PROBLEM TO WORK ON | Copy out all lines carrying the word "this".

GIVEN ENTRIES |
##############################

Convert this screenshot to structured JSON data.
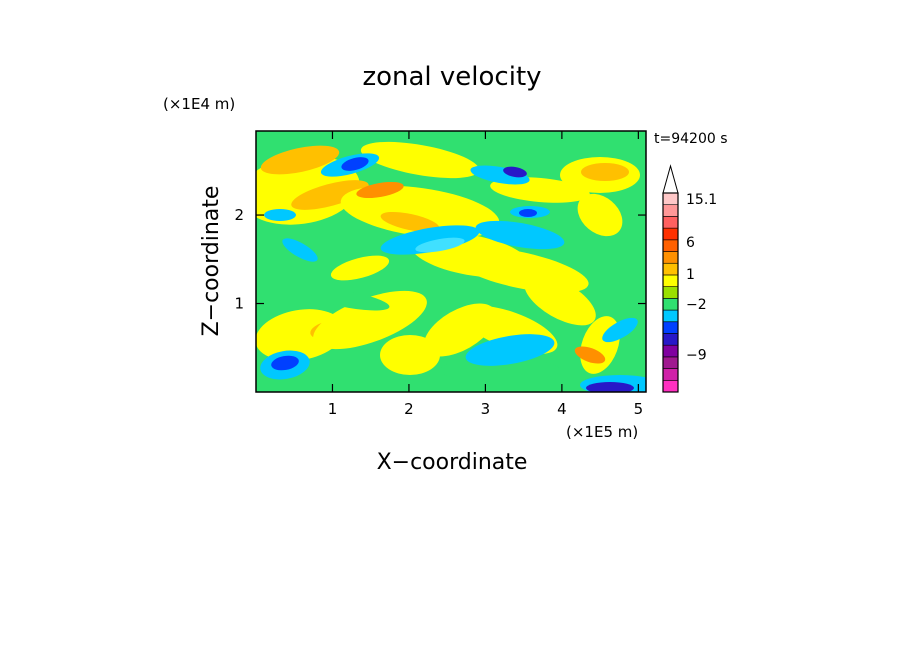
{
  "chart_data": {
    "type": "heatmap",
    "title": "zonal velocity",
    "xlabel": "X−coordinate",
    "ylabel": "Z−coordinate",
    "x_unit": "(×1E5 m)",
    "y_unit": "(×1E4 m)",
    "time_label": "t=94200 s",
    "xlim": [
      0,
      5.1
    ],
    "ylim": [
      0,
      2.95
    ],
    "x_ticks": [
      {
        "value": 1,
        "label": "1"
      },
      {
        "value": 2,
        "label": "2"
      },
      {
        "value": 3,
        "label": "3"
      },
      {
        "value": 4,
        "label": "4"
      },
      {
        "value": 5,
        "label": "5"
      }
    ],
    "y_ticks": [
      {
        "value": 1,
        "label": "1"
      },
      {
        "value": 2,
        "label": "2"
      }
    ],
    "colorbar": {
      "bands": [
        "#ff30c0",
        "#d020a8",
        "#a01890",
        "#8000a0",
        "#2818c8",
        "#0040ff",
        "#00c8ff",
        "#30e070",
        "#9ae000",
        "#ffff00",
        "#ffc000",
        "#ff9000",
        "#ff6000",
        "#ff3000",
        "#ff6060",
        "#ff9898",
        "#ffc8c8"
      ],
      "labels": [
        {
          "value": "15.1",
          "band": 16
        },
        {
          "value": "6",
          "band": 12.3
        },
        {
          "value": "1",
          "band": 9.6
        },
        {
          "value": "−2",
          "band": 7.0
        },
        {
          "value": "−9",
          "band": 2.7
        }
      ]
    },
    "dominant_fields": [
      {
        "x": 0.9,
        "z": 2.0,
        "level": "positive"
      },
      {
        "x": 2.3,
        "z": 1.9,
        "level": "positive"
      },
      {
        "x": 3.7,
        "z": 2.6,
        "level": "negative"
      },
      {
        "x": 0.35,
        "z": 0.35,
        "level": "negative"
      },
      {
        "x": 4.4,
        "z": 0.1,
        "level": "negative"
      }
    ]
  },
  "colors": {
    "green": "#30e070",
    "yellow": "#ffff00",
    "orange": "#ffc000",
    "cyan": "#00c8ff",
    "blue": "#0040ff",
    "navy": "#2818c8",
    "red_orange": "#ff9000"
  }
}
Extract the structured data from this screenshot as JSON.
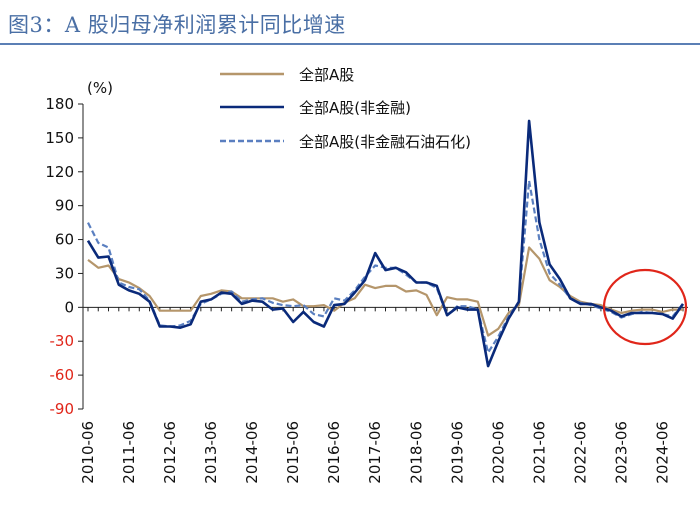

##############################

TASK OUTPUT |
Convert this screenshot to structured JSON data.
Extract the structured data from this screenshot as JSON.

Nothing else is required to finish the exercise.